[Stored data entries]
◇ ◇ ◇ ◇

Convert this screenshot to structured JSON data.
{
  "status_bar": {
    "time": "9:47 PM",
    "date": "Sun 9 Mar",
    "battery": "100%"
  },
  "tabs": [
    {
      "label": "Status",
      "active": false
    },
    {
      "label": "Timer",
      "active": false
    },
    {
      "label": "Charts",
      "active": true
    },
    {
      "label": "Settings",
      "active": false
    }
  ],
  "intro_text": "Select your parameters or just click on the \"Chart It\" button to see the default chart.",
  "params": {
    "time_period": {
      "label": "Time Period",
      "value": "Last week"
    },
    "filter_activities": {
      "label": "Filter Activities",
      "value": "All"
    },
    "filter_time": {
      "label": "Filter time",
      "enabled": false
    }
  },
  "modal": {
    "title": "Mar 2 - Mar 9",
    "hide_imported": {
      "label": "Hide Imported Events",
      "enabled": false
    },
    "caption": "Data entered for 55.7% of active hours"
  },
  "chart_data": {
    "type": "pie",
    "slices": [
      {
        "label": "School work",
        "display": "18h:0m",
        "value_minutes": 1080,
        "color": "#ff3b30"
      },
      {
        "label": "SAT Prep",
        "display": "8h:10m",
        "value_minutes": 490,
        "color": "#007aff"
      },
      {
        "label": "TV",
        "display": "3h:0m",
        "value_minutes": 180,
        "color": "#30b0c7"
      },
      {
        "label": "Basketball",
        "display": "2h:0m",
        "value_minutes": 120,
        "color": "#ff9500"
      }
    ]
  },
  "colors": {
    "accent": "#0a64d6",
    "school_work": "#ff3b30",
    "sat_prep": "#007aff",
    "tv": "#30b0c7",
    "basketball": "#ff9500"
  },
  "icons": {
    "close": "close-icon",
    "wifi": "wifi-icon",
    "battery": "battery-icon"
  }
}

◇ ◇ ◇ ◇

• **Problem**: Go through the records above and set each one down exactly, please.

• **Task answer**:
Convert this screenshot to structured JSON data.
{
  "status_bar": {
    "time": "9:47 PM",
    "date": "Sun 9 Mar",
    "battery": "100%"
  },
  "tabs": [
    {
      "label": "Status",
      "active": false
    },
    {
      "label": "Timer",
      "active": false
    },
    {
      "label": "Charts",
      "active": true
    },
    {
      "label": "Settings",
      "active": false
    }
  ],
  "intro_text": "Select your parameters or just click on the \"Chart It\" button to see the default chart.",
  "params": {
    "time_period": {
      "label": "Time Period",
      "value": "Last week"
    },
    "filter_activities": {
      "label": "Filter Activities",
      "value": "All"
    },
    "filter_time": {
      "label": "Filter time",
      "enabled": false
    }
  },
  "modal": {
    "title": "Mar 2 - Mar 9",
    "hide_imported": {
      "label": "Hide Imported Events",
      "enabled": false
    },
    "caption": "Data entered for 55.7% of active hours"
  },
  "chart_data": {
    "type": "pie",
    "slices": [
      {
        "label": "School work",
        "display": "18h:0m",
        "value_minutes": 1080,
        "color": "#ff3b30"
      },
      {
        "label": "SAT Prep",
        "display": "8h:10m",
        "value_minutes": 490,
        "color": "#007aff"
      },
      {
        "label": "TV",
        "display": "3h:0m",
        "value_minutes": 180,
        "color": "#30b0c7"
      },
      {
        "label": "Basketball",
        "display": "2h:0m",
        "value_minutes": 120,
        "color": "#ff9500"
      }
    ]
  },
  "colors": {
    "accent": "#0a64d6",
    "school_work": "#ff3b30",
    "sat_prep": "#007aff",
    "tv": "#30b0c7",
    "basketball": "#ff9500"
  },
  "icons": {
    "close": "close-icon",
    "wifi": "wifi-icon",
    "battery": "battery-icon"
  }
}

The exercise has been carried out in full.